## [Stated task]
Take down each entry exactly as written.

## [Data supplied]
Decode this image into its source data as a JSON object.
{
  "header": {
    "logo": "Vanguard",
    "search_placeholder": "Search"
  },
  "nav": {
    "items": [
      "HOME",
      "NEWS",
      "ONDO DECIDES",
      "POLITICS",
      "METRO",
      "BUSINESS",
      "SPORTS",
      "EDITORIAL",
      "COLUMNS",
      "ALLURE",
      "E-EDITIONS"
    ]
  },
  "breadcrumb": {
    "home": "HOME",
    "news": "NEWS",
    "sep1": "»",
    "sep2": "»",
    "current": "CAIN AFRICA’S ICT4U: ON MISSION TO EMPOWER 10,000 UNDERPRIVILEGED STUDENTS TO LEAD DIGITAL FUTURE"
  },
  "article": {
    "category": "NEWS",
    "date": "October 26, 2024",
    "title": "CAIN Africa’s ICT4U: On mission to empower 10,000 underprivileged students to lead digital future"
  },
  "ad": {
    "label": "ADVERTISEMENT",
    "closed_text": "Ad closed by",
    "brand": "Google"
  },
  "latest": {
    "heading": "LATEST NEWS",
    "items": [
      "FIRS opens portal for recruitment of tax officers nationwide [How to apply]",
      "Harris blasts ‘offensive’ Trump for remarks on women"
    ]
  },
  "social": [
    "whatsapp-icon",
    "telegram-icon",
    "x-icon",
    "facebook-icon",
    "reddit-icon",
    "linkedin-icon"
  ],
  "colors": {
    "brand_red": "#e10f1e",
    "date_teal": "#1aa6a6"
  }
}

## [Solution for this exercise]
Decode this image into its source data as a JSON object.
{
  "header": {
    "logo": "Vanguard",
    "search_placeholder": "Search"
  },
  "nav": {
    "items": [
      "HOME",
      "NEWS",
      "ONDO DECIDES",
      "POLITICS",
      "METRO",
      "BUSINESS",
      "SPORTS",
      "EDITORIAL",
      "COLUMNS",
      "ALLURE",
      "E-EDITIONS"
    ]
  },
  "breadcrumb": {
    "home": "HOME",
    "news": "NEWS",
    "sep1": "»",
    "sep2": "»",
    "current": "CAIN AFRICA’S ICT4U: ON MISSION TO EMPOWER 10,000 UNDERPRIVILEGED STUDENTS TO LEAD DIGITAL FUTURE"
  },
  "article": {
    "category": "NEWS",
    "date": "October 26, 2024",
    "title": "CAIN Africa’s ICT4U: On mission to empower 10,000 underprivileged students to lead digital future"
  },
  "ad": {
    "label": "ADVERTISEMENT",
    "closed_text": "Ad closed by",
    "brand": "Google"
  },
  "latest": {
    "heading": "LATEST NEWS",
    "items": [
      "FIRS opens portal for recruitment of tax officers nationwide [How to apply]",
      "Harris blasts ‘offensive’ Trump for remarks on women"
    ]
  },
  "social": [
    "whatsapp-icon",
    "telegram-icon",
    "x-icon",
    "facebook-icon",
    "reddit-icon",
    "linkedin-icon"
  ],
  "colors": {
    "brand_red": "#e10f1e",
    "date_teal": "#1aa6a6"
  }
}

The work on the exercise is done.